> **WORK TO DO**: Repeat each entry as written and leave the images out of the copy.

────────────────────────────────────────

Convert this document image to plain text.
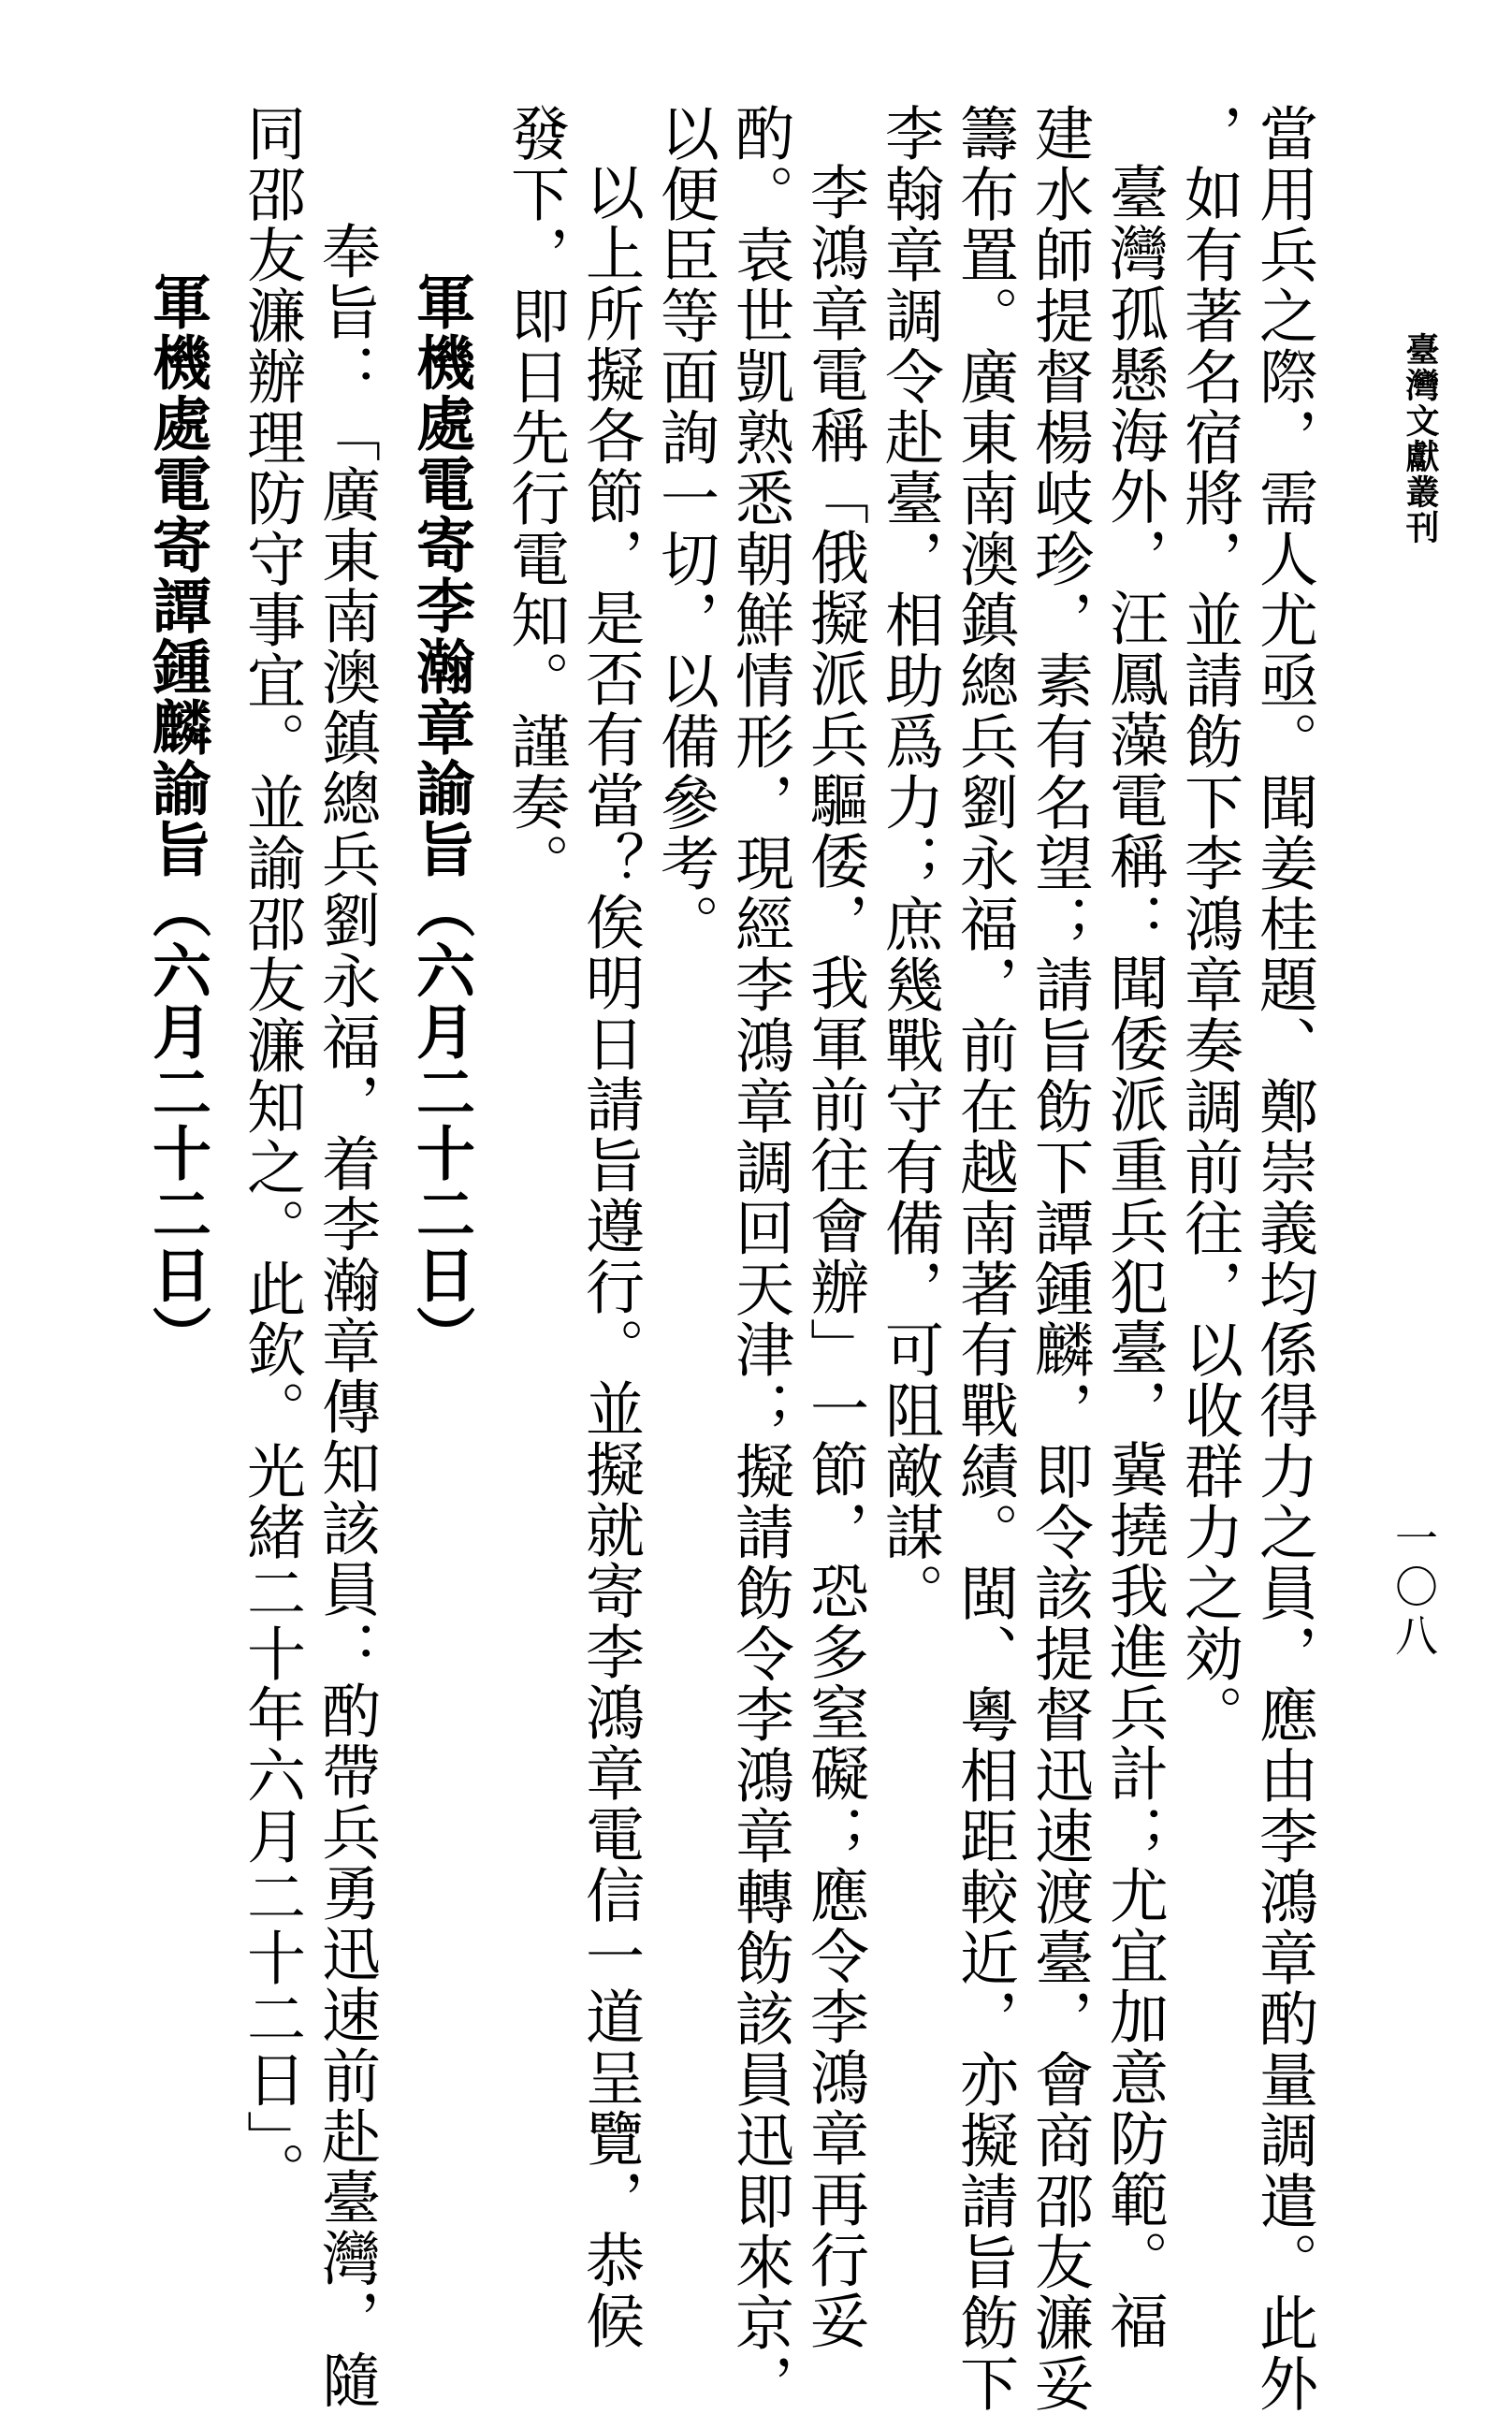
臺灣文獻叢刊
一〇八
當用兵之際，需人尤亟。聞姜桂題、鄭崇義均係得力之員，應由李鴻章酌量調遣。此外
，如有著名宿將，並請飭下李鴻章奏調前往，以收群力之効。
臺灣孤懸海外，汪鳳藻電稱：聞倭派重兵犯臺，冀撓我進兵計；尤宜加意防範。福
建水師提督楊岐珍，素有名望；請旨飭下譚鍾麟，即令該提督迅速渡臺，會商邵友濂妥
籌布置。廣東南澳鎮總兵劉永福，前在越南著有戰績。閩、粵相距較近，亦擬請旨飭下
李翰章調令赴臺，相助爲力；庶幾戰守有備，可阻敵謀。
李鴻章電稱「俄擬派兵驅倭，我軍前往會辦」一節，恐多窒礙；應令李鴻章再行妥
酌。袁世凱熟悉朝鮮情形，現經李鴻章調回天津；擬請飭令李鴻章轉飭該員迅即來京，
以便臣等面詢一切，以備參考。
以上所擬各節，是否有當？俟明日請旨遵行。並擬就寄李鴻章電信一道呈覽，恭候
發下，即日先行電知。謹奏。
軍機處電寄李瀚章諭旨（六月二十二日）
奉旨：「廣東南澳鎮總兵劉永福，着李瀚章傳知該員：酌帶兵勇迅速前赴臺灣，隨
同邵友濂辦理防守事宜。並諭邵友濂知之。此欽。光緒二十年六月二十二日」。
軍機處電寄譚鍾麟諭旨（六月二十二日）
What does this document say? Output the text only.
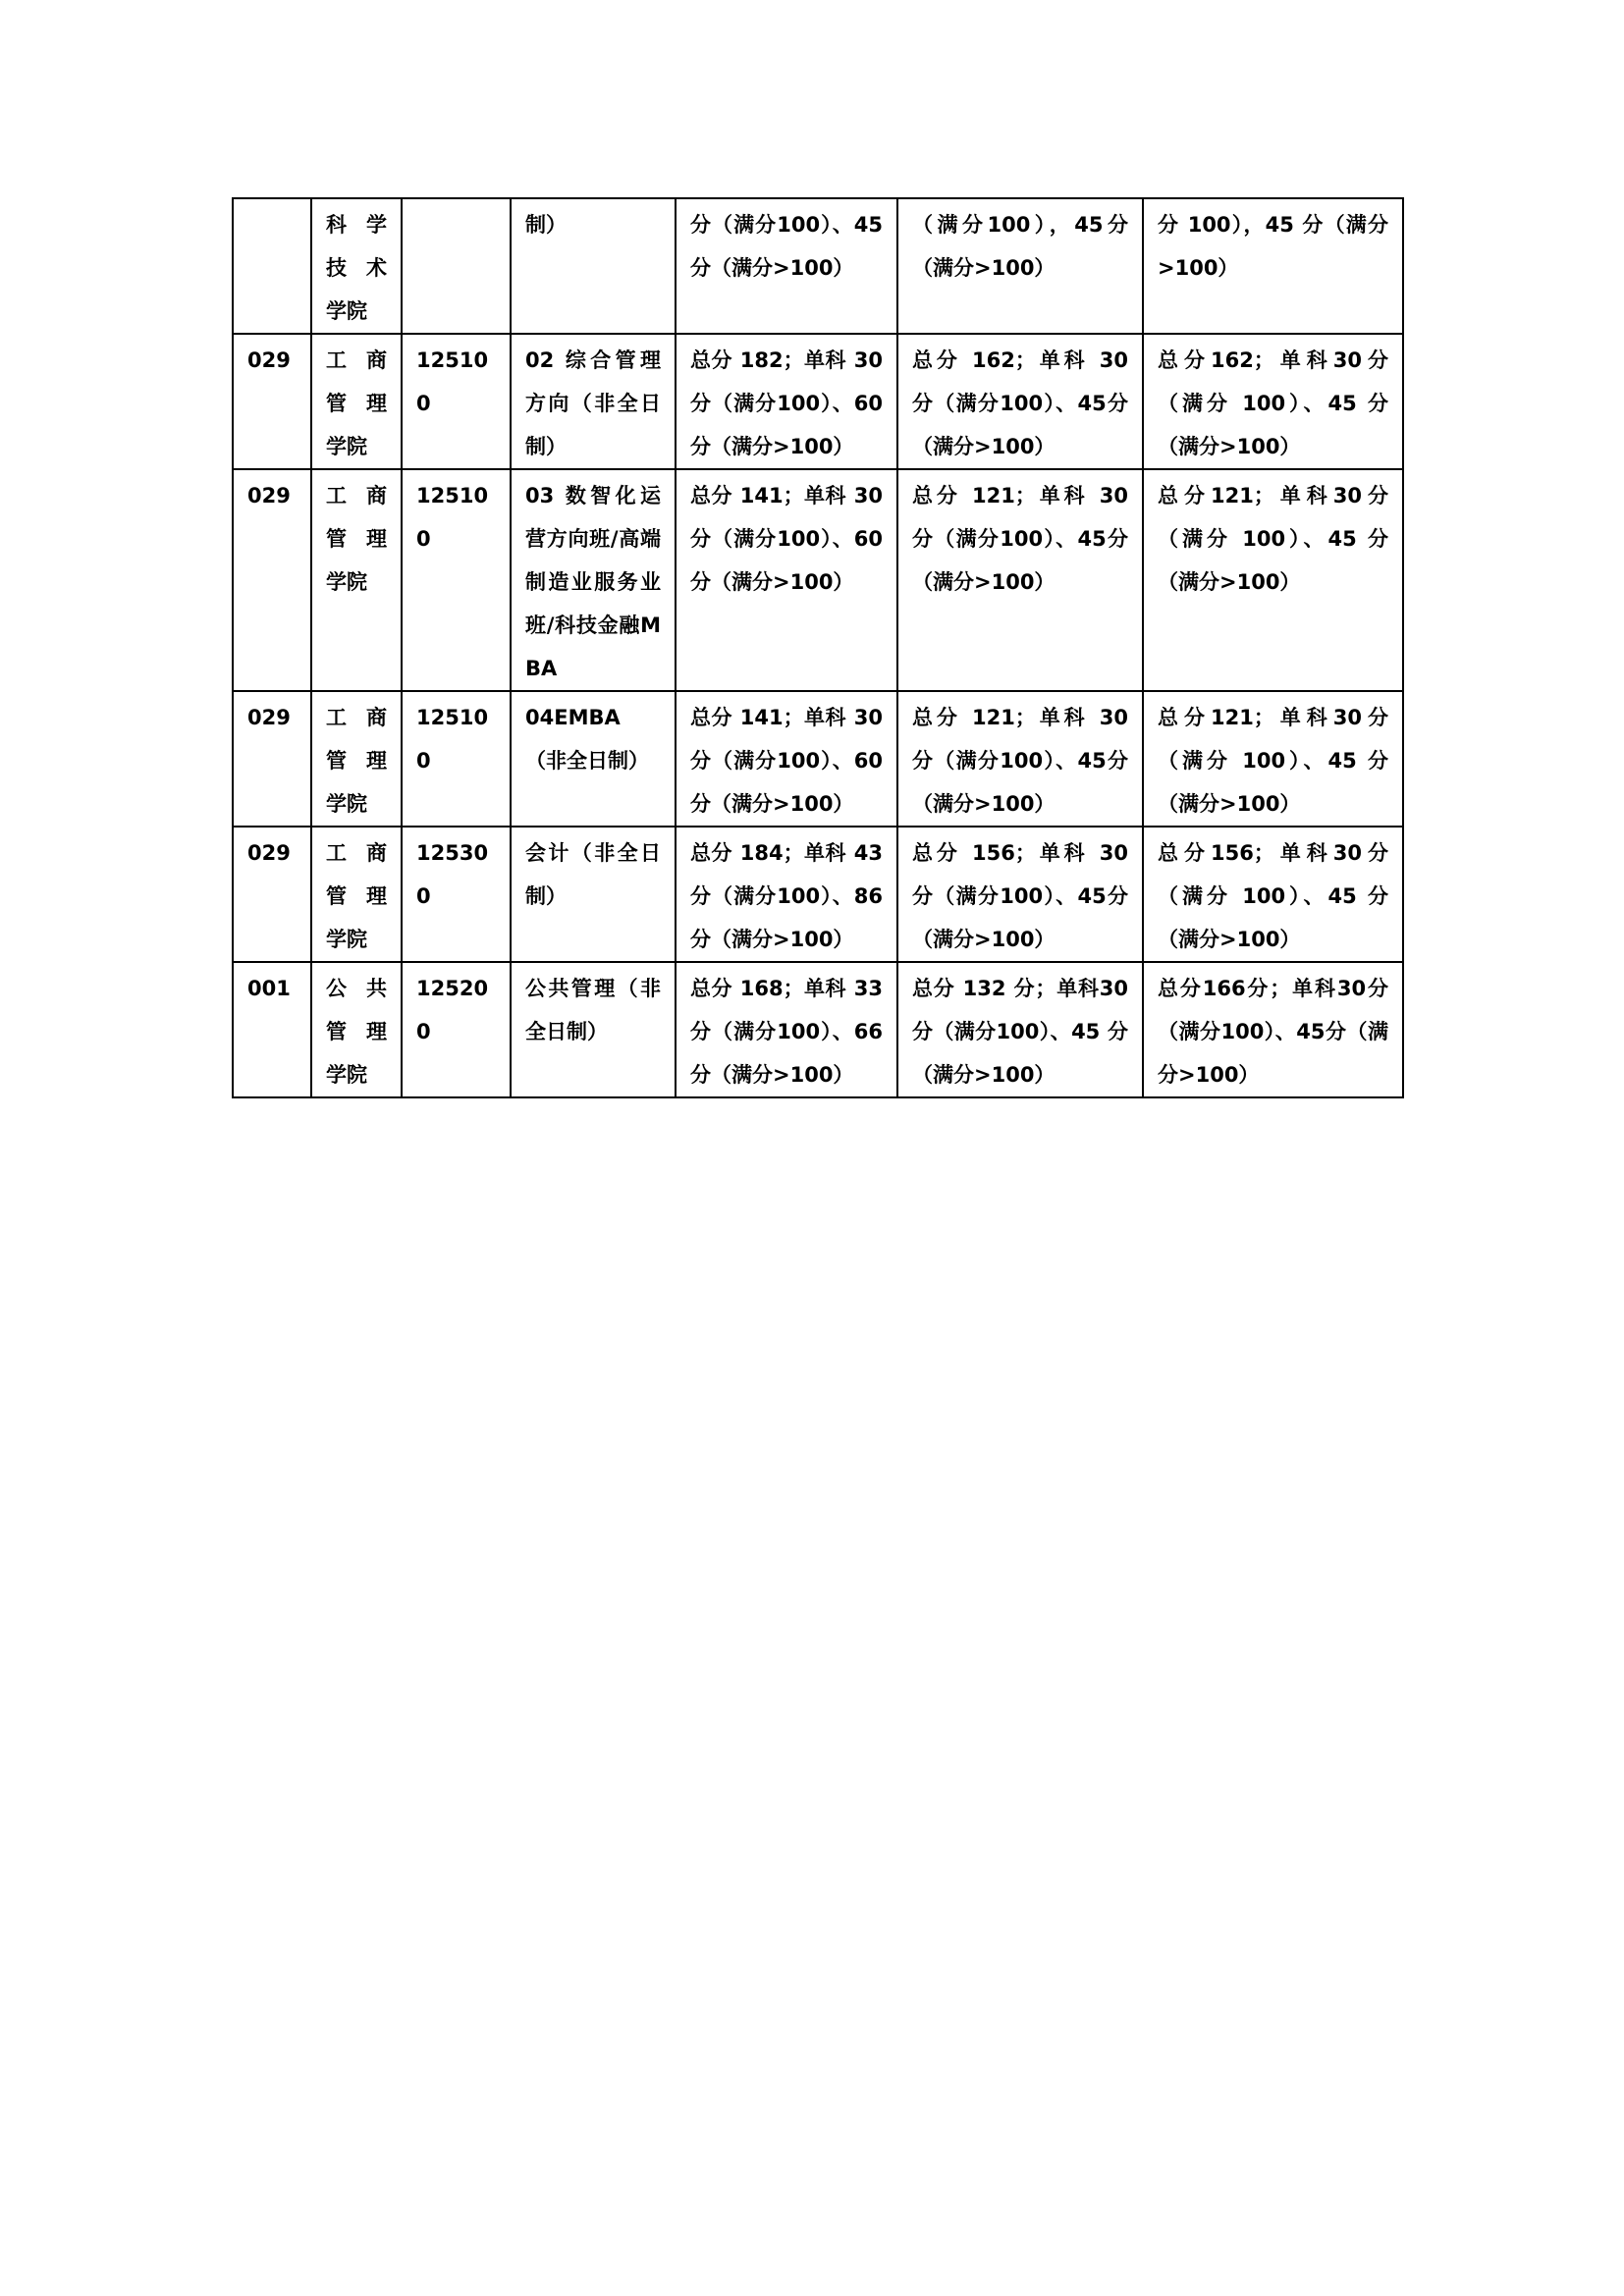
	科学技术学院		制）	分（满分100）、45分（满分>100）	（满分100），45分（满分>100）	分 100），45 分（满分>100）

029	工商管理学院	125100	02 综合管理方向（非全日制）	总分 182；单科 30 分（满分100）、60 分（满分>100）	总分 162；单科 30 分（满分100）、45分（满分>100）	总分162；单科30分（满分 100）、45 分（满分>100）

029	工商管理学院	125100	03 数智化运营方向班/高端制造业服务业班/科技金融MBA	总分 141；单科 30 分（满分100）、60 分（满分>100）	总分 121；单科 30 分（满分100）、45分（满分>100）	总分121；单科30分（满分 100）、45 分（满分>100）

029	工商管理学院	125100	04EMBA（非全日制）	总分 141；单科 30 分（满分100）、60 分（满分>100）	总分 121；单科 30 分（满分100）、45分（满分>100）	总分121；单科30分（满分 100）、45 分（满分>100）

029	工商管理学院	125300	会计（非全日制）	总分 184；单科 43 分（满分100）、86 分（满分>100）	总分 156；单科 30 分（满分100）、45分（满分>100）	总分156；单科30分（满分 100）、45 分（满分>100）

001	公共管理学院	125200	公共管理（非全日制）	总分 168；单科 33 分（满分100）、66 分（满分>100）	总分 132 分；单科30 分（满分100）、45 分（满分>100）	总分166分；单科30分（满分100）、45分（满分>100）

────────────────────────────────────────

> **WRITTEN REPLY**:
Convert this document image to plain text.
臺灣文獻叢刊
一〇八
當用兵之際，需人尤亟。聞姜桂題、鄭崇義均係得力之員，應由李鴻章酌量調遣。此外
，如有著名宿將，並請飭下李鴻章奏調前往，以收群力之効。
臺灣孤懸海外，汪鳳藻電稱：聞倭派重兵犯臺，冀撓我進兵計；尤宜加意防範。福
建水師提督楊岐珍，素有名望；請旨飭下譚鍾麟，即令該提督迅速渡臺，會商邵友濂妥
籌布置。廣東南澳鎮總兵劉永福，前在越南著有戰績。閩、粵相距較近，亦擬請旨飭下
李翰章調令赴臺，相助爲力；庶幾戰守有備，可阻敵謀。
李鴻章電稱「俄擬派兵驅倭，我軍前往會辦」一節，恐多窒礙；應令李鴻章再行妥
酌。袁世凱熟悉朝鮮情形，現經李鴻章調回天津；擬請飭令李鴻章轉飭該員迅即來京，
以便臣等面詢一切，以備參考。
以上所擬各節，是否有當？俟明日請旨遵行。並擬就寄李鴻章電信一道呈覽，恭候
發下，即日先行電知。謹奏。
軍機處電寄李瀚章諭旨（六月二十二日）
奉旨：「廣東南澳鎮總兵劉永福，着李瀚章傳知該員：酌帶兵勇迅速前赴臺灣，隨
同邵友濂辦理防守事宜。並諭邵友濂知之。此欽。光緒二十年六月二十二日」。
軍機處電寄譚鍾麟諭旨（六月二十二日）
What does this document say? Output the text only.
	科学技术学院		制）	分（满分100）、45分（满分>100）	（满分100），45分（满分>100）	分 100），45 分（满分>100）

029	工商管理学院	125100	02 综合管理方向（非全日制）	总分 182；单科 30 分（满分100）、60 分（满分>100）	总分 162；单科 30 分（满分100）、45分（满分>100）	总分162；单科30分（满分 100）、45 分（满分>100）

029	工商管理学院	125100	03 数智化运营方向班/高端制造业服务业班/科技金融MBA	总分 141；单科 30 分（满分100）、60 分（满分>100）	总分 121；单科 30 分（满分100）、45分（满分>100）	总分121；单科30分（满分 100）、45 分（满分>100）

029	工商管理学院	125100	04EMBA（非全日制）	总分 141；单科 30 分（满分100）、60 分（满分>100）	总分 121；单科 30 分（满分100）、45分（满分>100）	总分121；单科30分（满分 100）、45 分（满分>100）

029	工商管理学院	125300	会计（非全日制）	总分 184；单科 43 分（满分100）、86 分（满分>100）	总分 156；单科 30 分（满分100）、45分（满分>100）	总分156；单科30分（满分 100）、45 分（满分>100）

001	公共管理学院	125200	公共管理（非全日制）	总分 168；单科 33 分（满分100）、66 分（满分>100）	总分 132 分；单科30 分（满分100）、45 分（满分>100）	总分166分；单科30分（满分100）、45分（满分>100）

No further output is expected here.